Continues Eric Silwamba: But Stanbic appealed out of time against the order to pay K627, 9939.5 per month. its lawyers raised a preliminary issue on points of law in the High Court, pursuant to Orders 18 Rule 11 and 33 of the Rules of the Supreme Court (White Book) 1999 edition questioning the decision by the registar to vary the arbitral award. The bank argued that the proceedings instituted by Savenda and the reliefs the company sought under the said proceedings were improperly before the High Court for lack or want of jurisdiction as under Section 20 (1) of the Arbitration Act number 19 of 2000, an award made by an Arbitral Tribunal pursuant to an arbitration agreement is final and binding on the parties.

Stanbic also argued that under Section 20 (2) of the Arbitration Act, Savenda could only challenge awards made by the Arbitral Tribunal in the High Court on grounds provided under Section 17 (2) of the said Act.

____

» **Tasks to complete**:
1. List every section of the Arbitration Act that the passage on Stanbic's appeal cites.
2. Continue the passage on Stanbic's appeal from where it stops.

» **Record set**:
____

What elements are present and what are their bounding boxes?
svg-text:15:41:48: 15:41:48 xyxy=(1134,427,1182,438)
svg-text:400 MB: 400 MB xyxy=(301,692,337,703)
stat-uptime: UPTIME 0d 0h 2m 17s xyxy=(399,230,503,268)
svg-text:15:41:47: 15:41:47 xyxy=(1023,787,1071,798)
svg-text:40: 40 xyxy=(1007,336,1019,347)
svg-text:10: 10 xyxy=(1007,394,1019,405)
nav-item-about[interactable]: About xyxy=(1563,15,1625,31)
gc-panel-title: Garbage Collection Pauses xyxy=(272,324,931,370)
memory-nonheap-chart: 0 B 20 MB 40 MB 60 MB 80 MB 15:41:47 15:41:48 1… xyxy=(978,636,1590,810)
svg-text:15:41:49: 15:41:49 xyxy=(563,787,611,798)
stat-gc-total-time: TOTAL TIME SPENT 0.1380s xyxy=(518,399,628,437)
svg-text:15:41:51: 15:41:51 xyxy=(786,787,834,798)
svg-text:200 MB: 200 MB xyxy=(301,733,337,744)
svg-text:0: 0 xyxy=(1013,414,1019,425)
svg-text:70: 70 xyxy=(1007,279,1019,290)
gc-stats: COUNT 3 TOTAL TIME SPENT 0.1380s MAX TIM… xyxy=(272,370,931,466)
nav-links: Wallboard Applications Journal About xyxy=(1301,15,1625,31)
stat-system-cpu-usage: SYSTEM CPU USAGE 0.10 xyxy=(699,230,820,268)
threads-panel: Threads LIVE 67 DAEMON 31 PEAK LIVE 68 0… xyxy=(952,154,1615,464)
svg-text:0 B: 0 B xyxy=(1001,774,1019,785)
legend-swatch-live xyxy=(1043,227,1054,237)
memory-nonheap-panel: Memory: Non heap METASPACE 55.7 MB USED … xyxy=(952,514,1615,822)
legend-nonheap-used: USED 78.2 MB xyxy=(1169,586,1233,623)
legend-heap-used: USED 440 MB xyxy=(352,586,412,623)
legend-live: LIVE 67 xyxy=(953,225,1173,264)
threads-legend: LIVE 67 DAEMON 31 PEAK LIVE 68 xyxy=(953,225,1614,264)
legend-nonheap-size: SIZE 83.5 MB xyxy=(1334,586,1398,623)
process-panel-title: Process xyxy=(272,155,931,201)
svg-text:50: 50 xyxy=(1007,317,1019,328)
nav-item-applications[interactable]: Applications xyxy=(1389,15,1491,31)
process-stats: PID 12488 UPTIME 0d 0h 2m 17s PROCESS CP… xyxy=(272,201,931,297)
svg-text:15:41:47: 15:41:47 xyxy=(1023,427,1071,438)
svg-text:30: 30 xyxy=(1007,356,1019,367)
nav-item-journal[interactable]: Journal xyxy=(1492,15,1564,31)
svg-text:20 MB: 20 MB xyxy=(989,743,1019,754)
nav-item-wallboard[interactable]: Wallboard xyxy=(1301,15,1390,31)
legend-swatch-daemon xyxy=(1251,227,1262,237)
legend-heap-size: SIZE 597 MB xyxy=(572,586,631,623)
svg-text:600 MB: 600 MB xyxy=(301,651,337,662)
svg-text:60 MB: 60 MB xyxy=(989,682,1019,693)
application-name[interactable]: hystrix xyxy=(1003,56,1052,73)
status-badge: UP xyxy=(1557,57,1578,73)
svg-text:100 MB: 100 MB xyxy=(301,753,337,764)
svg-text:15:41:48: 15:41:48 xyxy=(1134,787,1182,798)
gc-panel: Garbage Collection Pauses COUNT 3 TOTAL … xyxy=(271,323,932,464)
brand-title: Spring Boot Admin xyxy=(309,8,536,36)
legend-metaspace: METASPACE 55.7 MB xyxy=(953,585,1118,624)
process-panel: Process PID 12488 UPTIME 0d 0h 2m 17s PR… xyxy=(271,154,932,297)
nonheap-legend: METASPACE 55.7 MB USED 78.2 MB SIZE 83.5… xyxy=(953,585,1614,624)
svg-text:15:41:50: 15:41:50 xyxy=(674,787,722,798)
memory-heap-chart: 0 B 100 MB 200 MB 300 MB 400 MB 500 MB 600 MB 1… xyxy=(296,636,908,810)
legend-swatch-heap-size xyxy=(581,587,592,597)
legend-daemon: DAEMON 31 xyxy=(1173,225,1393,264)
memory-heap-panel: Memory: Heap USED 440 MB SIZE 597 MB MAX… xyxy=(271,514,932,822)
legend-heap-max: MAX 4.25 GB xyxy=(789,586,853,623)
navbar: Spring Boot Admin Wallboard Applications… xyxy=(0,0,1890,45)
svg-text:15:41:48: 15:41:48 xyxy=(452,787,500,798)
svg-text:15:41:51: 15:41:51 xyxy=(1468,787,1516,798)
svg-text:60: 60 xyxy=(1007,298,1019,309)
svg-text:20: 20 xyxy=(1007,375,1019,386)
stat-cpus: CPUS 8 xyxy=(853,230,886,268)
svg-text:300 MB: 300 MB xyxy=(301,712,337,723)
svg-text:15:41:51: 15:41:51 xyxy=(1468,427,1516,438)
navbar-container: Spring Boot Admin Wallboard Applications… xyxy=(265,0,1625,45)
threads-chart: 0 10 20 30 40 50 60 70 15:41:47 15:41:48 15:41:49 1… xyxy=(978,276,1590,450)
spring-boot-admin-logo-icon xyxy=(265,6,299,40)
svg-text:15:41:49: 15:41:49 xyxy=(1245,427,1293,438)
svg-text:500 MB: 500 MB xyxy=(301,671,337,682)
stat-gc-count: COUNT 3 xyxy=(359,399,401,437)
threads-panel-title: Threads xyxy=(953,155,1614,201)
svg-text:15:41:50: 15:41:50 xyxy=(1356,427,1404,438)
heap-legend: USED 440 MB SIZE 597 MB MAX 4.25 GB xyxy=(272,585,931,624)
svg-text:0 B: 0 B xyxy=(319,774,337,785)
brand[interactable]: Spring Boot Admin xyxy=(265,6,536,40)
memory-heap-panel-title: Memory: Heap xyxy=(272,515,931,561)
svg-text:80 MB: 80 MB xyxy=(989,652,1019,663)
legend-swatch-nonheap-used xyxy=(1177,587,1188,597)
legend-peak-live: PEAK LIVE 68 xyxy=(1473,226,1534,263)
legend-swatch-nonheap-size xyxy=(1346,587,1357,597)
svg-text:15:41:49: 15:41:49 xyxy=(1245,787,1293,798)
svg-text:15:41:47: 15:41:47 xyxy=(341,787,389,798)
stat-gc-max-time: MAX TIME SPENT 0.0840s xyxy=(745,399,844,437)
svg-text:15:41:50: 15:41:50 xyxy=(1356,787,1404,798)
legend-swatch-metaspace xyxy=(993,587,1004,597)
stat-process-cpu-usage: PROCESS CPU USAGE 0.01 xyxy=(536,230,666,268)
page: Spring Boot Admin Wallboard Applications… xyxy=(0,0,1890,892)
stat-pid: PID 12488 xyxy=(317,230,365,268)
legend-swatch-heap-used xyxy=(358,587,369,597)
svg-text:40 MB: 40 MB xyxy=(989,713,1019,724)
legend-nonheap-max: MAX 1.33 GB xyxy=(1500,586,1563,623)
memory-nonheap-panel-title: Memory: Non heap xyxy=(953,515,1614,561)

____

» **Outputs by task**:
1. Section 20 (1), Section 20 (2), Section 17 (2)

2.
The bank further argued that reliefs sought by Savenda were not provided for under Section 17 (2) or under any other provision of the Arbitration Act, rendering the proceedings improperly before the High Court for lack or want of jurisdiction. In her ruling of November 7, 2014, Lusaka High Court Judge Judy Mulongoti said it was categorical that an arbitral award was final and binding, both on the parties and any persons claiming through or under them.

Ms. Justice Mulongoti concurred with Stanbic Bank’s submissions that arbitral awards are subject to the High Court supervision only in respect of registration and enforcement.

“This therefore, entails that the proceedings before the Deputy Registrar were irregular…the High Court lacks jurisdiction in this regard and cannot grant the reliefs sought by the respondent (Savenda).

High Court only comes in to set aside and for registration purposes as noted.

“The respondent does not seek to set aside the awards and has in fact admitted being indebted and has made some payments towards the debt. Section 20 (3) (of the Arbitration Act) cannot aid the respondent as it provides for what happens when the time for making the application to set aside the arbitration award has expired or refused by the court,” she said.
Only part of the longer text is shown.